— start of Data for the task —

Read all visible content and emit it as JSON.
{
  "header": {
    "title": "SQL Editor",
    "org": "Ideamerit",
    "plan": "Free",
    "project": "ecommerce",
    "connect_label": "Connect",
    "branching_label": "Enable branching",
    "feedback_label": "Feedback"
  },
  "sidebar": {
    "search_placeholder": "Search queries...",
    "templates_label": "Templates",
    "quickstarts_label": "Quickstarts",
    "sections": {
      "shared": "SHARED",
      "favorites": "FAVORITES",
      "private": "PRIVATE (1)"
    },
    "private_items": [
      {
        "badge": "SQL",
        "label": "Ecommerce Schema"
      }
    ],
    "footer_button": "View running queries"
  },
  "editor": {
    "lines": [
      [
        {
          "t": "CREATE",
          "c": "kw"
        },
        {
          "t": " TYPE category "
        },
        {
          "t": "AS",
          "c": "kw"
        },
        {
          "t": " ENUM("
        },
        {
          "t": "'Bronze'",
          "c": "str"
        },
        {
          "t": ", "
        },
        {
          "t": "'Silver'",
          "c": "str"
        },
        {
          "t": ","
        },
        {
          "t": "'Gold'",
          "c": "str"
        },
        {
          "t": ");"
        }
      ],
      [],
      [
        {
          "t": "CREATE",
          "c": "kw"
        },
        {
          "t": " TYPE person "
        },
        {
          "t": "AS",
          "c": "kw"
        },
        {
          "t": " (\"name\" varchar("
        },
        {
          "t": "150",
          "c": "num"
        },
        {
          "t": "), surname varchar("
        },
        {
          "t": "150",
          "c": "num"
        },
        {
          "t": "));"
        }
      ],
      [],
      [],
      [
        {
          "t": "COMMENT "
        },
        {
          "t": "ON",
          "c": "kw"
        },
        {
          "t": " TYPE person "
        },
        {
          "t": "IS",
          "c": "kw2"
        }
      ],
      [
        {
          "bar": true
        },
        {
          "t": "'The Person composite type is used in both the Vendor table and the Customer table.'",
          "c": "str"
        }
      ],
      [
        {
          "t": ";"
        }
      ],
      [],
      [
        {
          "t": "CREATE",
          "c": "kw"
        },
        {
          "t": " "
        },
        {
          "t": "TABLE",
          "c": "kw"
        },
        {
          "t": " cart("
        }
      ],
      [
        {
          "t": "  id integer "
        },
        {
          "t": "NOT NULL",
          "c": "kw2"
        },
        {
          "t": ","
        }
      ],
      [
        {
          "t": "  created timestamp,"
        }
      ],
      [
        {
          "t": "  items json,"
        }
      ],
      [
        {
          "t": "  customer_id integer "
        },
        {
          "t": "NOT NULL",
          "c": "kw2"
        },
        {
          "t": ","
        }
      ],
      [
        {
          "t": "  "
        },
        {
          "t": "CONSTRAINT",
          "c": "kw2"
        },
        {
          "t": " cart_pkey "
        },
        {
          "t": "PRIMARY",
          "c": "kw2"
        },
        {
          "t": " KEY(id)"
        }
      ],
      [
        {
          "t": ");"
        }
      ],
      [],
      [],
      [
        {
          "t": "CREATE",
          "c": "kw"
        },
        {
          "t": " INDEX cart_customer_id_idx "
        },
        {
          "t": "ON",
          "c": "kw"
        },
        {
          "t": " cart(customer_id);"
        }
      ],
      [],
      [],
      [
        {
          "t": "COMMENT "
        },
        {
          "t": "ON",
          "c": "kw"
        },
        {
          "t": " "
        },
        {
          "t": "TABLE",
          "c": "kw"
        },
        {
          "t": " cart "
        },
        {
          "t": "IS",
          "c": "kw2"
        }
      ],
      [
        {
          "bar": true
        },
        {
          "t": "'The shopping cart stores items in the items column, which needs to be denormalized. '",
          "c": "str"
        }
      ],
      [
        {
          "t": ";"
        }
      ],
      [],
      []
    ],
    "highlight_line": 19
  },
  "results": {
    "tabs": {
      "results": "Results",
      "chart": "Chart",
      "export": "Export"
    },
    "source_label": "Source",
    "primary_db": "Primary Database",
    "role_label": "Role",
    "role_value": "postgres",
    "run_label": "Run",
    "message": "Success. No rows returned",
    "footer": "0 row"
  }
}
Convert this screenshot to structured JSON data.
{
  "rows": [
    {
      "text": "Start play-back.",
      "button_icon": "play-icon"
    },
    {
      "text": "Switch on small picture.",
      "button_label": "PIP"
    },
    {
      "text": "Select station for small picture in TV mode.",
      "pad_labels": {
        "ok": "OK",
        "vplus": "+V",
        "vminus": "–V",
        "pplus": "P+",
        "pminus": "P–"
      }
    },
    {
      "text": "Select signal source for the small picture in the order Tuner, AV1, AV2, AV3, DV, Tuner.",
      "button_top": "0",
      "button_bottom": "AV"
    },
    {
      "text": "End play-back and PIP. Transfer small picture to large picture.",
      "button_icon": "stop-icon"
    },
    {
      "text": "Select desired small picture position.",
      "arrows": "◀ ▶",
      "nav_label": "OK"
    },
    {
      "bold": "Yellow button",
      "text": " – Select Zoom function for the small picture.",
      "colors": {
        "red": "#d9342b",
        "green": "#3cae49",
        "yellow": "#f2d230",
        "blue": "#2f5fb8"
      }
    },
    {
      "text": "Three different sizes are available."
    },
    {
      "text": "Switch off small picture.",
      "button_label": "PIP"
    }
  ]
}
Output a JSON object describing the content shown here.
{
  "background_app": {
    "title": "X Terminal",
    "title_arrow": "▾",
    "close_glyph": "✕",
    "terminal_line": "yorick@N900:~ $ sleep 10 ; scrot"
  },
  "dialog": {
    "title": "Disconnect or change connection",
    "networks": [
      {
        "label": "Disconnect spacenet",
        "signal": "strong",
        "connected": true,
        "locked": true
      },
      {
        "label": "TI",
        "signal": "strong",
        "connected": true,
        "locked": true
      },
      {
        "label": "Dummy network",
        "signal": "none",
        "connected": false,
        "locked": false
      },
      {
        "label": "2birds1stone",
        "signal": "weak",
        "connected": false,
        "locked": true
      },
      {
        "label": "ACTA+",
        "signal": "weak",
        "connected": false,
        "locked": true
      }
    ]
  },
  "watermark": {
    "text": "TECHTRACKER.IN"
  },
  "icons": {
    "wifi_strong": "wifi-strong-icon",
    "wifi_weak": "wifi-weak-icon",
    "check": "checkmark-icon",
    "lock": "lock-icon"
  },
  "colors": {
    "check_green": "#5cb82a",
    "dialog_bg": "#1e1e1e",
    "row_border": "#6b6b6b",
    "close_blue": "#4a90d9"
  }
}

— end of Data for the task —

_Problem to solve_
Above are some records; extract every one of them exactly.

_Answer below_
Read all visible content and emit it as JSON.
{
  "header": {
    "title": "SQL Editor",
    "org": "Ideamerit",
    "plan": "Free",
    "project": "ecommerce",
    "connect_label": "Connect",
    "branching_label": "Enable branching",
    "feedback_label": "Feedback"
  },
  "sidebar": {
    "search_placeholder": "Search queries...",
    "templates_label": "Templates",
    "quickstarts_label": "Quickstarts",
    "sections": {
      "shared": "SHARED",
      "favorites": "FAVORITES",
      "private": "PRIVATE (1)"
    },
    "private_items": [
      {
        "badge": "SQL",
        "label": "Ecommerce Schema"
      }
    ],
    "footer_button": "View running queries"
  },
  "editor": {
    "lines": [
      [
        {
          "t": "CREATE",
          "c": "kw"
        },
        {
          "t": " TYPE category "
        },
        {
          "t": "AS",
          "c": "kw"
        },
        {
          "t": " ENUM("
        },
        {
          "t": "'Bronze'",
          "c": "str"
        },
        {
          "t": ", "
        },
        {
          "t": "'Silver'",
          "c": "str"
        },
        {
          "t": ","
        },
        {
          "t": "'Gold'",
          "c": "str"
        },
        {
          "t": ");"
        }
      ],
      [],
      [
        {
          "t": "CREATE",
          "c": "kw"
        },
        {
          "t": " TYPE person "
        },
        {
          "t": "AS",
          "c": "kw"
        },
        {
          "t": " (\"name\" varchar("
        },
        {
          "t": "150",
          "c": "num"
        },
        {
          "t": "), surname varchar("
        },
        {
          "t": "150",
          "c": "num"
        },
        {
          "t": "));"
        }
      ],
      [],
      [],
      [
        {
          "t": "COMMENT "
        },
        {
          "t": "ON",
          "c": "kw"
        },
        {
          "t": " TYPE person "
        },
        {
          "t": "IS",
          "c": "kw2"
        }
      ],
      [
        {
          "bar": true
        },
        {
          "t": "'The Person composite type is used in both the Vendor table and the Customer table.'",
          "c": "str"
        }
      ],
      [
        {
          "t": ";"
        }
      ],
      [],
      [
        {
          "t": "CREATE",
          "c": "kw"
        },
        {
          "t": " "
        },
        {
          "t": "TABLE",
          "c": "kw"
        },
        {
          "t": " cart("
        }
      ],
      [
        {
          "t": "  id integer "
        },
        {
          "t": "NOT NULL",
          "c": "kw2"
        },
        {
          "t": ","
        }
      ],
      [
        {
          "t": "  created timestamp,"
        }
      ],
      [
        {
          "t": "  items json,"
        }
      ],
      [
        {
          "t": "  customer_id integer "
        },
        {
          "t": "NOT NULL",
          "c": "kw2"
        },
        {
          "t": ","
        }
      ],
      [
        {
          "t": "  "
        },
        {
          "t": "CONSTRAINT",
          "c": "kw2"
        },
        {
          "t": " cart_pkey "
        },
        {
          "t": "PRIMARY",
          "c": "kw2"
        },
        {
          "t": " KEY(id)"
        }
      ],
      [
        {
          "t": ");"
        }
      ],
      [],
      [],
      [
        {
          "t": "CREATE",
          "c": "kw"
        },
        {
          "t": " INDEX cart_customer_id_idx "
        },
        {
          "t": "ON",
          "c": "kw"
        },
        {
          "t": " cart(customer_id);"
        }
      ],
      [],
      [],
      [
        {
          "t": "COMMENT "
        },
        {
          "t": "ON",
          "c": "kw"
        },
        {
          "t": " "
        },
        {
          "t": "TABLE",
          "c": "kw"
        },
        {
          "t": " cart "
        },
        {
          "t": "IS",
          "c": "kw2"
        }
      ],
      [
        {
          "bar": true
        },
        {
          "t": "'The shopping cart stores items in the items column, which needs to be denormalized. '",
          "c": "str"
        }
      ],
      [
        {
          "t": ";"
        }
      ],
      [],
      []
    ],
    "highlight_line": 19
  },
  "results": {
    "tabs": {
      "results": "Results",
      "chart": "Chart",
      "export": "Export"
    },
    "source_label": "Source",
    "primary_db": "Primary Database",
    "role_label": "Role",
    "role_value": "postgres",
    "run_label": "Run",
    "message": "Success. No rows returned",
    "footer": "0 row"
  }
}
Convert this screenshot to structured JSON data.
{
  "rows": [
    {
      "text": "Start play-back.",
      "button_icon": "play-icon"
    },
    {
      "text": "Switch on small picture.",
      "button_label": "PIP"
    },
    {
      "text": "Select station for small picture in TV mode.",
      "pad_labels": {
        "ok": "OK",
        "vplus": "+V",
        "vminus": "–V",
        "pplus": "P+",
        "pminus": "P–"
      }
    },
    {
      "text": "Select signal source for the small picture in the order Tuner, AV1, AV2, AV3, DV, Tuner.",
      "button_top": "0",
      "button_bottom": "AV"
    },
    {
      "text": "End play-back and PIP. Transfer small picture to large picture.",
      "button_icon": "stop-icon"
    },
    {
      "text": "Select desired small picture position.",
      "arrows": "◀ ▶",
      "nav_label": "OK"
    },
    {
      "bold": "Yellow button",
      "text": " – Select Zoom function for the small picture.",
      "colors": {
        "red": "#d9342b",
        "green": "#3cae49",
        "yellow": "#f2d230",
        "blue": "#2f5fb8"
      }
    },
    {
      "text": "Three different sizes are available."
    },
    {
      "text": "Switch off small picture.",
      "button_label": "PIP"
    }
  ]
}
Output a JSON object describing the content shown here.
{
  "background_app": {
    "title": "X Terminal",
    "title_arrow": "▾",
    "close_glyph": "✕",
    "terminal_line": "yorick@N900:~ $ sleep 10 ; scrot"
  },
  "dialog": {
    "title": "Disconnect or change connection",
    "networks": [
      {
        "label": "Disconnect spacenet",
        "signal": "strong",
        "connected": true,
        "locked": true
      },
      {
        "label": "TI",
        "signal": "strong",
        "connected": true,
        "locked": true
      },
      {
        "label": "Dummy network",
        "signal": "none",
        "connected": false,
        "locked": false
      },
      {
        "label": "2birds1stone",
        "signal": "weak",
        "connected": false,
        "locked": true
      },
      {
        "label": "ACTA+",
        "signal": "weak",
        "connected": false,
        "locked": true
      }
    ]
  },
  "watermark": {
    "text": "TECHTRACKER.IN"
  },
  "icons": {
    "wifi_strong": "wifi-strong-icon",
    "wifi_weak": "wifi-weak-icon",
    "check": "checkmark-icon",
    "lock": "lock-icon"
  },
  "colors": {
    "check_green": "#5cb82a",
    "dialog_bg": "#1e1e1e",
    "row_border": "#6b6b6b",
    "close_blue": "#4a90d9"
  }
}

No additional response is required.